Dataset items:
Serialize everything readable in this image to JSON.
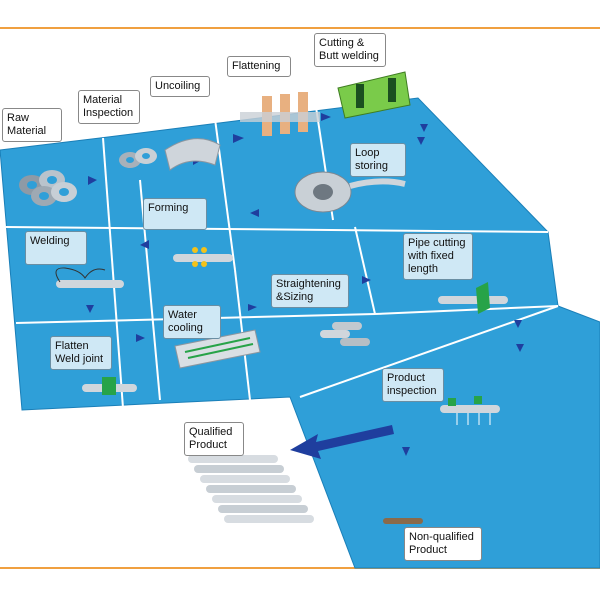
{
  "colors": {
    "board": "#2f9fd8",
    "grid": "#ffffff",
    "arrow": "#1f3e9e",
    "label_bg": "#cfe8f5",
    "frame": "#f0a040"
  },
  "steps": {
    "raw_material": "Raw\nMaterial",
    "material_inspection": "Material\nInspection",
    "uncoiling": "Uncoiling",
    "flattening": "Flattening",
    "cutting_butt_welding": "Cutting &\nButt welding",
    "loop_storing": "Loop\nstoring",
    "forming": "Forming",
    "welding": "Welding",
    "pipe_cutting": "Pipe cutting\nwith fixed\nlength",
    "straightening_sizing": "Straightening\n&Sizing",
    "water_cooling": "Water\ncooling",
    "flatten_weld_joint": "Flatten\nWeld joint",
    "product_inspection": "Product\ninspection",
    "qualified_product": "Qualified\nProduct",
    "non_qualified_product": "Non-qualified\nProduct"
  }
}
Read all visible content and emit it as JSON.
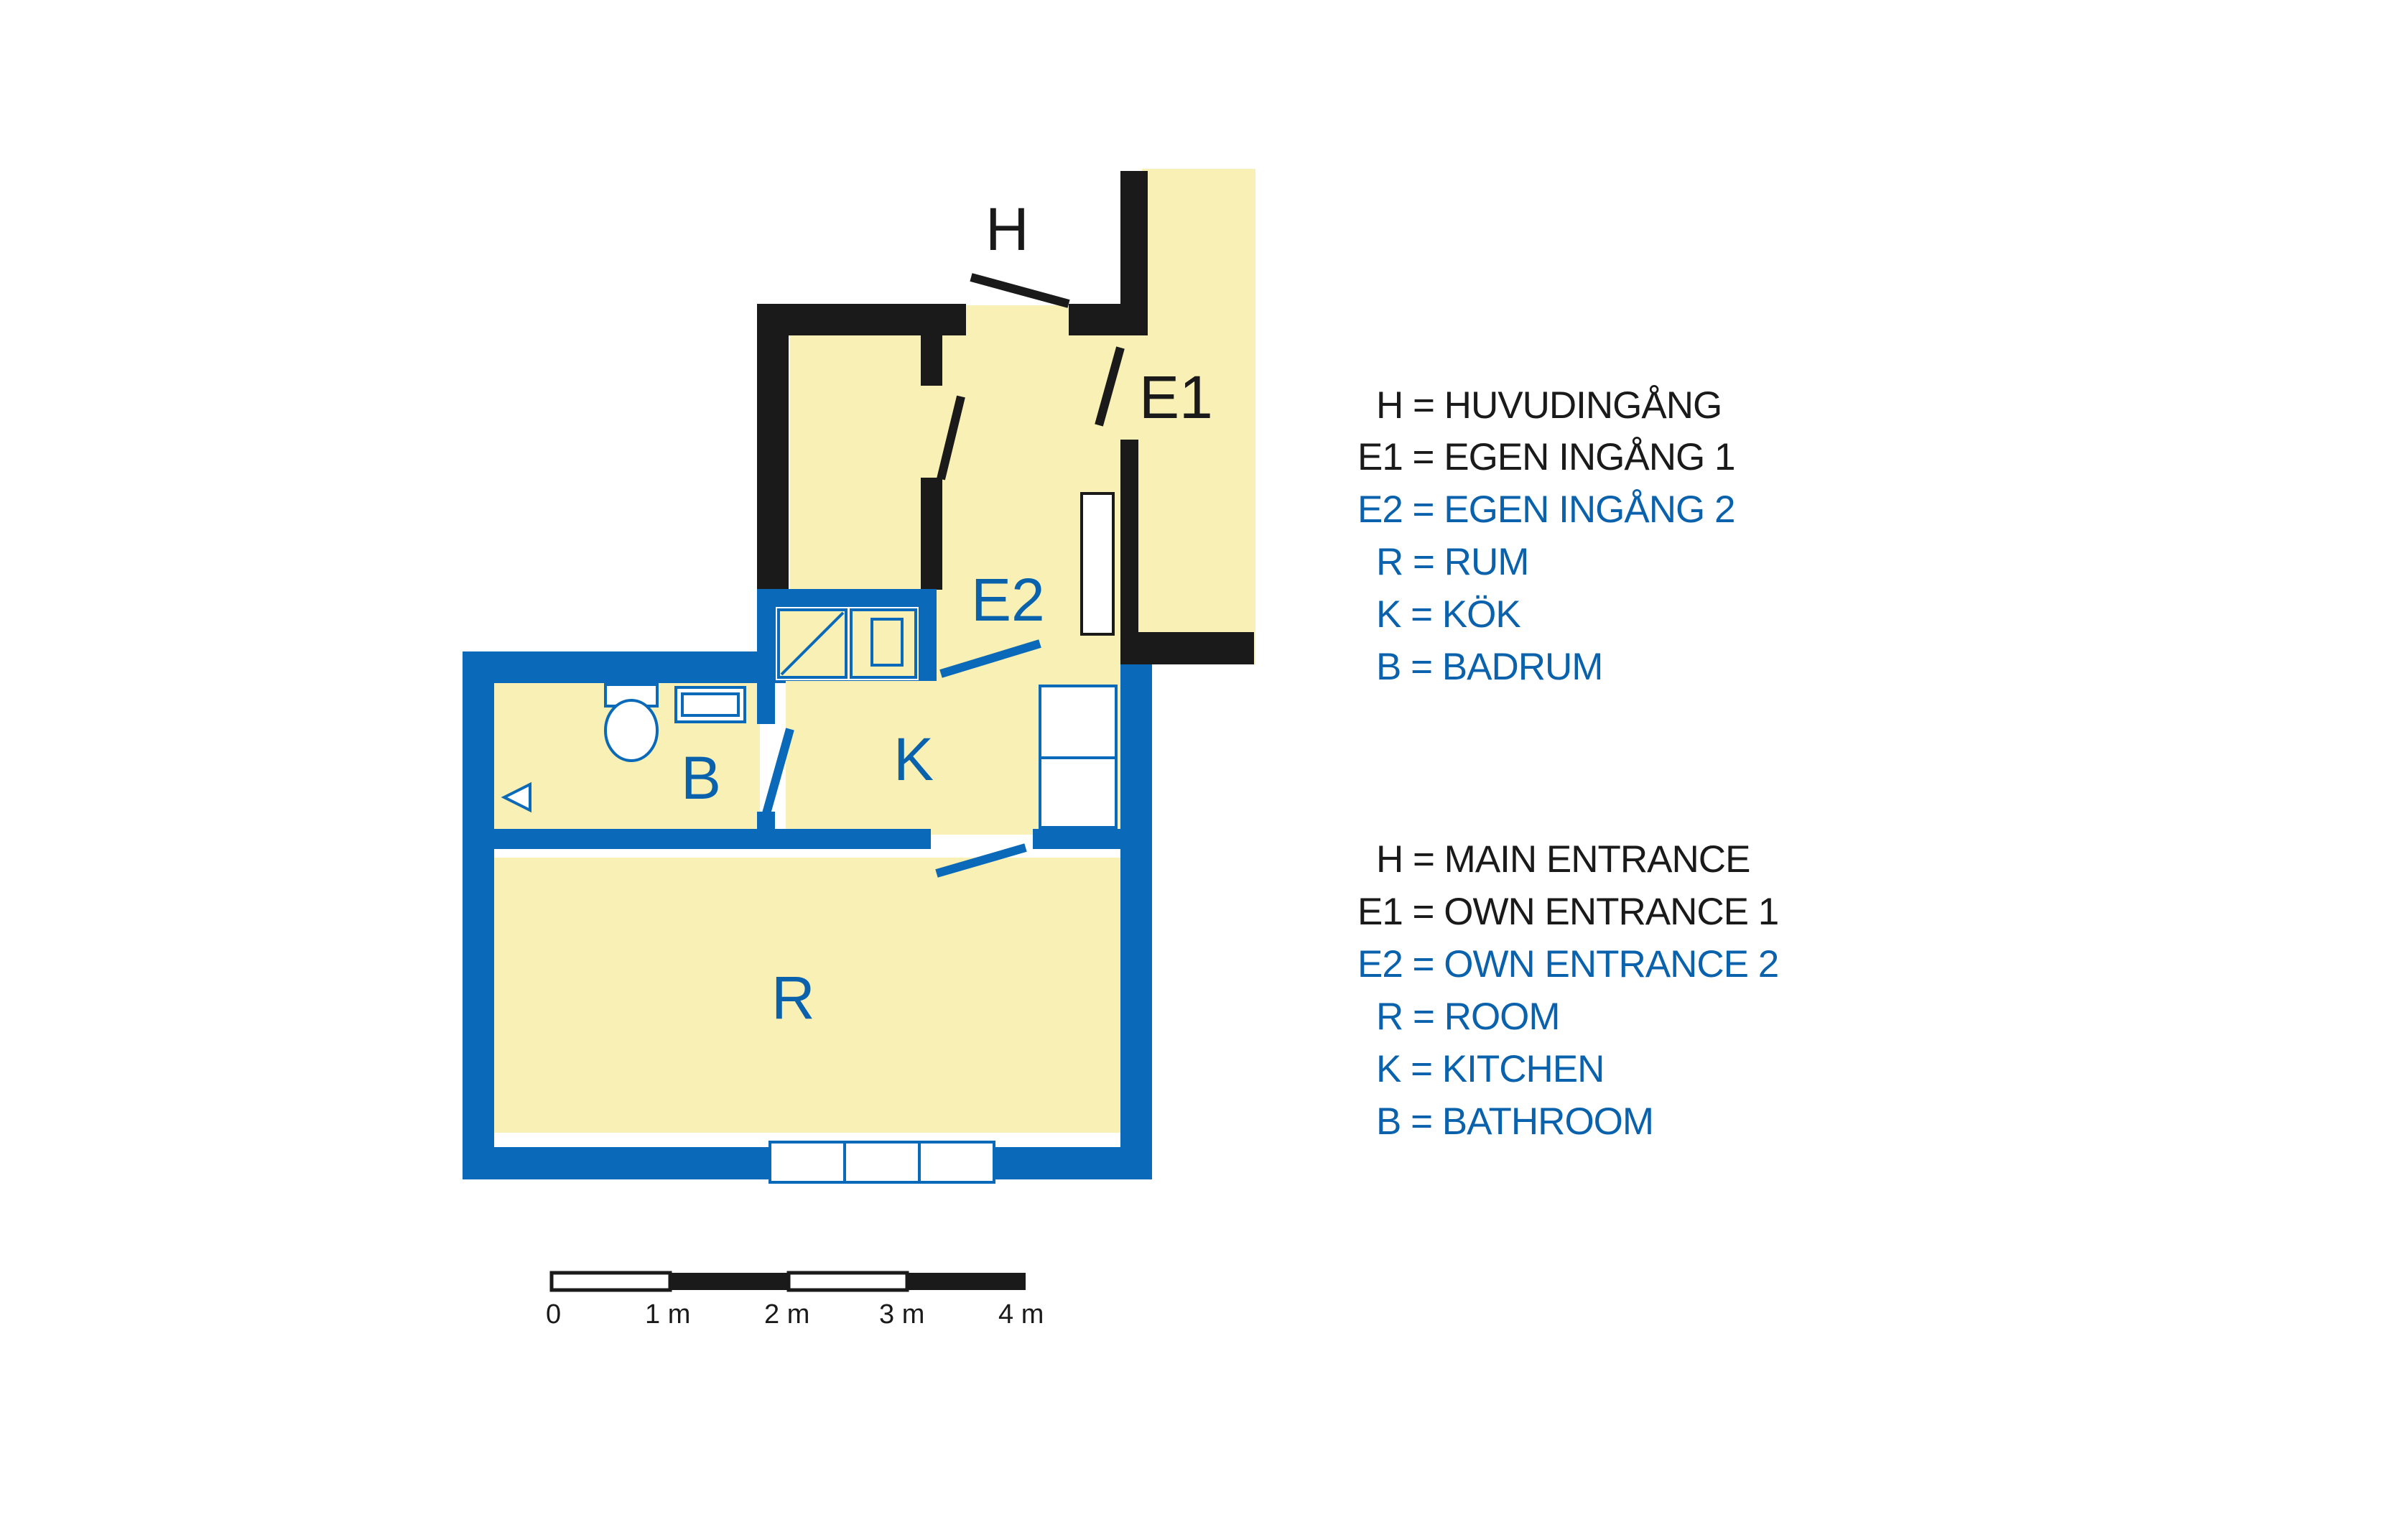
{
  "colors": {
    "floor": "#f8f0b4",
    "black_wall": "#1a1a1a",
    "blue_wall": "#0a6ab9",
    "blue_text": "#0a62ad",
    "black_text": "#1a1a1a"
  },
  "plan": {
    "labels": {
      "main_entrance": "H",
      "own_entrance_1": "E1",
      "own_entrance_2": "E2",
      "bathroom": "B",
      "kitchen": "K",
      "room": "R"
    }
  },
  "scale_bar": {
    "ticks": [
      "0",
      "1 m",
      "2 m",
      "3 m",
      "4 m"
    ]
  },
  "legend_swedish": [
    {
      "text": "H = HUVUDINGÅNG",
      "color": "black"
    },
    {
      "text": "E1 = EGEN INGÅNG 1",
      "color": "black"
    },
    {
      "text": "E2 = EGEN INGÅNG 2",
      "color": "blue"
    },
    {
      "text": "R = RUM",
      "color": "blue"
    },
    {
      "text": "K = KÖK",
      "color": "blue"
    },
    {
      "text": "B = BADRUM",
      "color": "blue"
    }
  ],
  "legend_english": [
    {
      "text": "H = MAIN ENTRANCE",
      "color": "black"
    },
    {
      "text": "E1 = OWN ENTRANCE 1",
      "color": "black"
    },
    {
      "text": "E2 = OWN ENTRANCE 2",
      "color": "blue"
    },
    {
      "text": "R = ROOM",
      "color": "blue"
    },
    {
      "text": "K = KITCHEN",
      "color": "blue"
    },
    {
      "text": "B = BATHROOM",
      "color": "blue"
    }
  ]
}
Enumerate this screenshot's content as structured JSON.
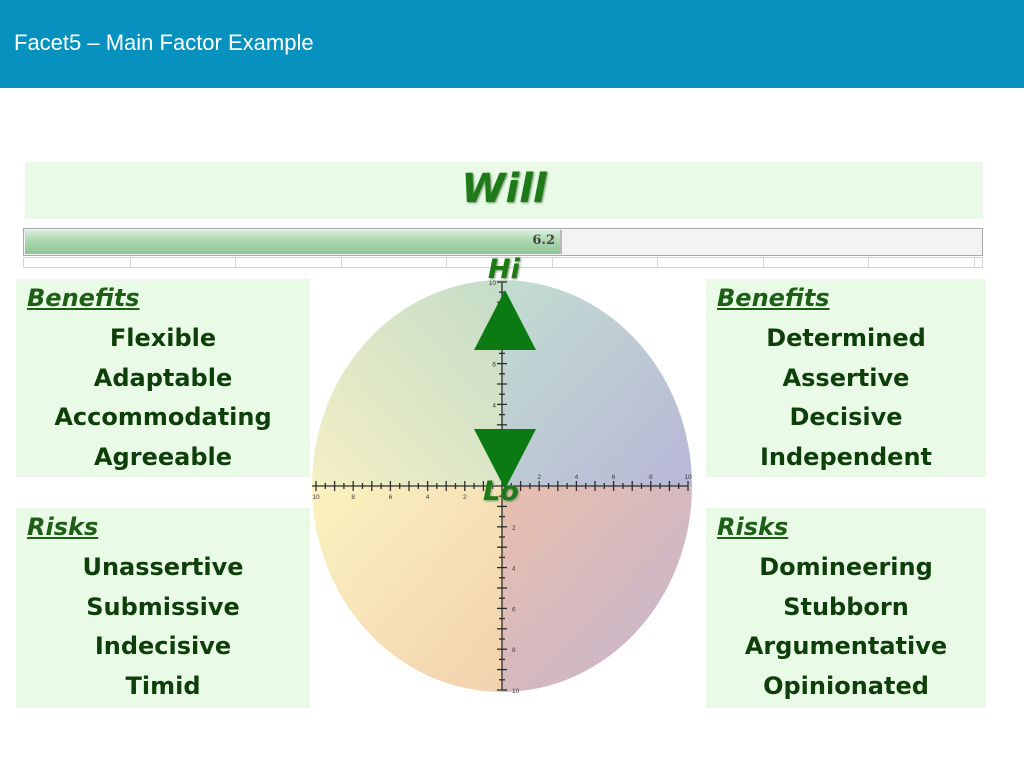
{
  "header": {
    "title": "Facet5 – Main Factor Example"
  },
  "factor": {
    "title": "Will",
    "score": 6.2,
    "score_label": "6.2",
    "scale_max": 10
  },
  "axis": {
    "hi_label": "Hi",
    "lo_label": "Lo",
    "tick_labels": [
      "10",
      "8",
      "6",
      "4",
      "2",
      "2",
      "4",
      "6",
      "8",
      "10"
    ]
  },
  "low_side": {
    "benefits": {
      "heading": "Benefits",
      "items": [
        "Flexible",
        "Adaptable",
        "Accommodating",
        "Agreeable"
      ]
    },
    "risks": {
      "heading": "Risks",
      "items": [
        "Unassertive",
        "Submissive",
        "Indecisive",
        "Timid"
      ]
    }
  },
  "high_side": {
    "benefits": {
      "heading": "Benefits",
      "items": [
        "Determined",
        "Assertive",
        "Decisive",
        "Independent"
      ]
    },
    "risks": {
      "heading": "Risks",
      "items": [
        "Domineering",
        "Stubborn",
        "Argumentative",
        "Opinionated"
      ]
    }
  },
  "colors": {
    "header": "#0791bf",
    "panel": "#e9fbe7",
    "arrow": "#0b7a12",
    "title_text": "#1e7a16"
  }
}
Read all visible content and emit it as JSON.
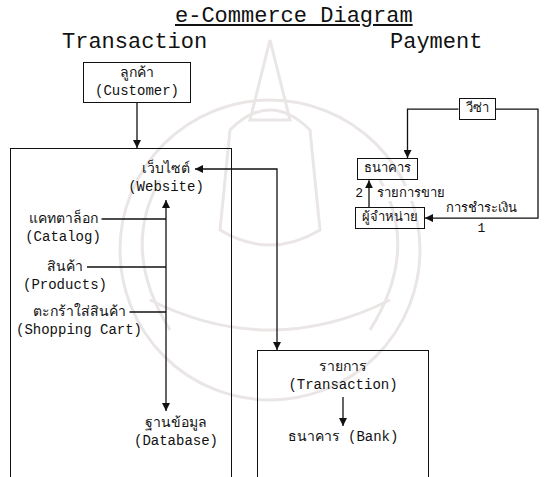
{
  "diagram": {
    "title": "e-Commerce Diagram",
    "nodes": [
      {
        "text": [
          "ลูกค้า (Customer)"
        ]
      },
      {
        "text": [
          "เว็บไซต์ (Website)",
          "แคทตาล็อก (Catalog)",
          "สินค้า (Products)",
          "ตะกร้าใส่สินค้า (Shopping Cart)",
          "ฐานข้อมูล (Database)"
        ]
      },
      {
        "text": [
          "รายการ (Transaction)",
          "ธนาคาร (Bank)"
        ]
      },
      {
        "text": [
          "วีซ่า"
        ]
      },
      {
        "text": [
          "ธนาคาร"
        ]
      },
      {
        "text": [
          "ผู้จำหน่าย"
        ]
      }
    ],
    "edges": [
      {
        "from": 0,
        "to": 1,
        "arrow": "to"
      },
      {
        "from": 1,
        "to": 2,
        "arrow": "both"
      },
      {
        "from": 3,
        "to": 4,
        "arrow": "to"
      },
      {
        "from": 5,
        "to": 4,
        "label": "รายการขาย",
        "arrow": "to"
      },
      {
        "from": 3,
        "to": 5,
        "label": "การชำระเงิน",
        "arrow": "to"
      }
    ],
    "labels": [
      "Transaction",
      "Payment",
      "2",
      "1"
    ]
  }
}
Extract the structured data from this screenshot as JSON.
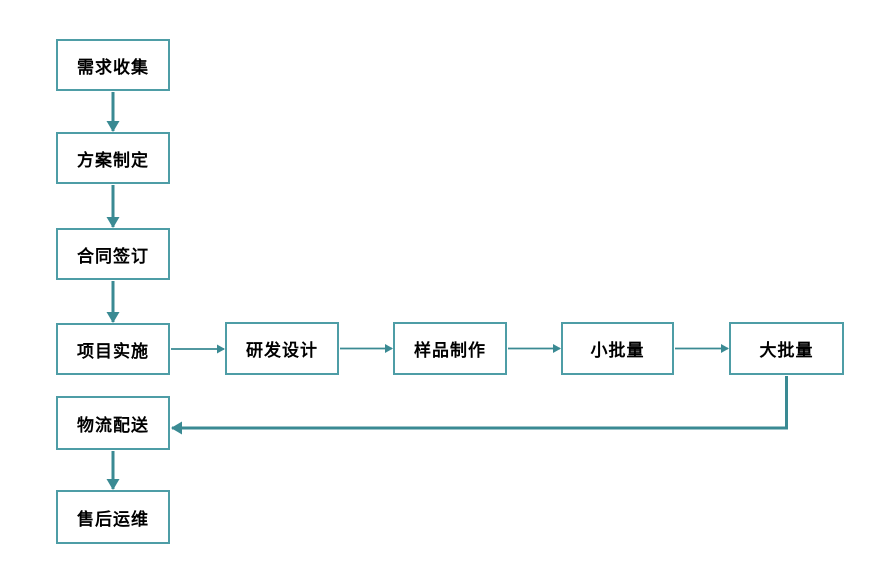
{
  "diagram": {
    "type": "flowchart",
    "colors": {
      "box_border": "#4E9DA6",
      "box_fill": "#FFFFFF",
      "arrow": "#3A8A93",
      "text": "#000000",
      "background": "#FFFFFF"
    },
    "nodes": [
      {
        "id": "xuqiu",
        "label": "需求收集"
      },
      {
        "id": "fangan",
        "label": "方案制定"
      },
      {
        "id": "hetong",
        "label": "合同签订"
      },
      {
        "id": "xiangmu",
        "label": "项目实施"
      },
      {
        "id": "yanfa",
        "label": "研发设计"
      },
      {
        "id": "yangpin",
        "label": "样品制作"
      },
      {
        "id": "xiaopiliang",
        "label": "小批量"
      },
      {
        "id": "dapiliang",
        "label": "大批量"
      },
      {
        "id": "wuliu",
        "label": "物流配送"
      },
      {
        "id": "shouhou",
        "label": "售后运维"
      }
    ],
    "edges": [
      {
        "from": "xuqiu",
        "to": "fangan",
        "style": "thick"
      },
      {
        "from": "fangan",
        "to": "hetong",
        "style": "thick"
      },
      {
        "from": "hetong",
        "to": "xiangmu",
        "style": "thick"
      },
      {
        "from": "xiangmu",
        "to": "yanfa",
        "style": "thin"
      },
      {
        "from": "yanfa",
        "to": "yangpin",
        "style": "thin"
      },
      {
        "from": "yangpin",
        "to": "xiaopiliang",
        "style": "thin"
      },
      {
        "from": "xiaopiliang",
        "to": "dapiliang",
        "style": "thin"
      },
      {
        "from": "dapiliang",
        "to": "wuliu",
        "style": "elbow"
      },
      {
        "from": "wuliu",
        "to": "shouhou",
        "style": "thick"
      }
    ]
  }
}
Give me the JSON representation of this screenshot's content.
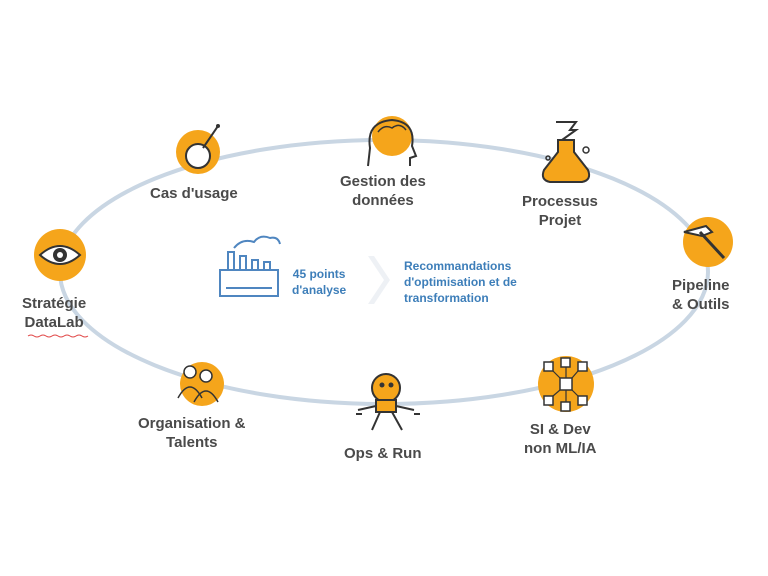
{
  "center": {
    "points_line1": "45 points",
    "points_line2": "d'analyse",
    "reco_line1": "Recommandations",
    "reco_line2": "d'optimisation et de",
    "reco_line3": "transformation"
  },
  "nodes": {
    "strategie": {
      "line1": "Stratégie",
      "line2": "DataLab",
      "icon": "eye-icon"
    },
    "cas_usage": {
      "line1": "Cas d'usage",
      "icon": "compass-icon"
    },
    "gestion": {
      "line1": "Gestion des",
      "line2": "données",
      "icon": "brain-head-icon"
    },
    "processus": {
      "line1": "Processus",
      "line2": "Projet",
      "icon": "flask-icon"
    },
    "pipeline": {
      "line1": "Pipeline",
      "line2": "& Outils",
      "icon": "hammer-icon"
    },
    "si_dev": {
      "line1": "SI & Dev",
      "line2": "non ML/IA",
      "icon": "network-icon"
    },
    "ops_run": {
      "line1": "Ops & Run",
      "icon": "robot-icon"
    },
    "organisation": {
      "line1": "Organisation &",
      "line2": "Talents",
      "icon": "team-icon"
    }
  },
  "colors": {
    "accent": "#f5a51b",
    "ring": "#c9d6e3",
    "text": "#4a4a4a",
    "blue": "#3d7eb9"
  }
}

| What you have to do |
Every line that holds the string "dapiliang" should be returned.

| The solution |
        "id": "dapiliang",
        "to": "dapiliang",
        "from": "dapiliang",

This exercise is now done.